Without including any pictures, copy each entry below exactly.
>> Begin
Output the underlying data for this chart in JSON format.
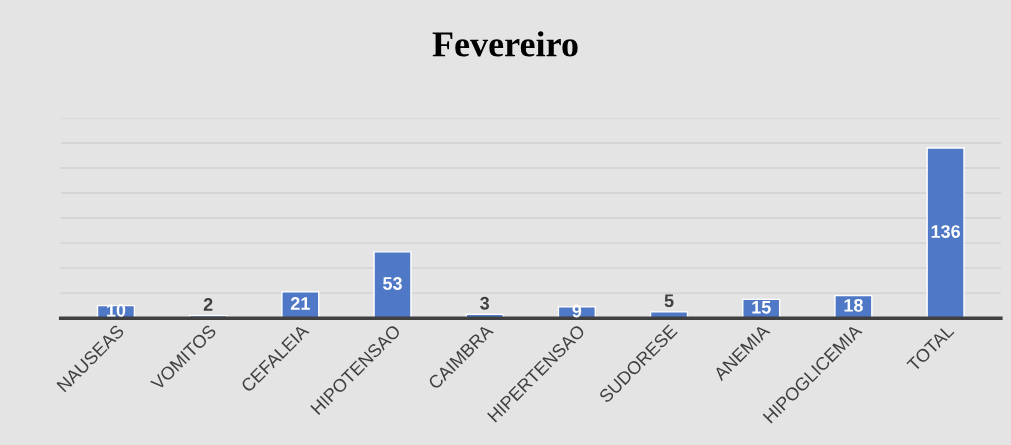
{
  "chart_data": {
    "type": "bar",
    "title": "Fevereiro",
    "categories": [
      "NAUSEAS",
      "VOMITOS",
      "CEFALEIA",
      "HIPOTENSAO",
      "CAIMBRA",
      "HIPERTENSAO",
      "SUDORESE",
      "ANEMIA",
      "HIPOGLICEMIA",
      "TOTAL"
    ],
    "values": [
      10,
      2,
      21,
      53,
      3,
      9,
      5,
      15,
      18,
      136
    ],
    "color": "#4f79c6",
    "ylim": [
      0,
      160
    ],
    "yticks": [
      {
        "value": 0,
        "label": null
      },
      {
        "value": 20,
        "label": null
      },
      {
        "value": 40,
        "label": null
      },
      {
        "value": 60,
        "label": null
      },
      {
        "value": 80,
        "label": null
      },
      {
        "value": 100,
        "label": null
      },
      {
        "value": 120,
        "label": null
      },
      {
        "value": 140,
        "label": null
      },
      {
        "value": 160,
        "label": null
      }
    ],
    "grid": "y",
    "tick_labels": "x",
    "data_labels": true
  }
}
>> End
Answer:
Output the underlying data for this chart in JSON format.
{
  "chart_data": {
    "type": "bar",
    "title": "Fevereiro",
    "categories": [
      "NAUSEAS",
      "VOMITOS",
      "CEFALEIA",
      "HIPOTENSAO",
      "CAIMBRA",
      "HIPERTENSAO",
      "SUDORESE",
      "ANEMIA",
      "HIPOGLICEMIA",
      "TOTAL"
    ],
    "values": [
      10,
      2,
      21,
      53,
      3,
      9,
      5,
      15,
      18,
      136
    ],
    "color": "#4f79c6",
    "ylim": [
      0,
      160
    ],
    "yticks": [
      {
        "value": 0,
        "label": null
      },
      {
        "value": 20,
        "label": null
      },
      {
        "value": 40,
        "label": null
      },
      {
        "value": 60,
        "label": null
      },
      {
        "value": 80,
        "label": null
      },
      {
        "value": 100,
        "label": null
      },
      {
        "value": 120,
        "label": null
      },
      {
        "value": 140,
        "label": null
      },
      {
        "value": 160,
        "label": null
      }
    ],
    "grid": "y",
    "tick_labels": "x",
    "data_labels": true
  }
}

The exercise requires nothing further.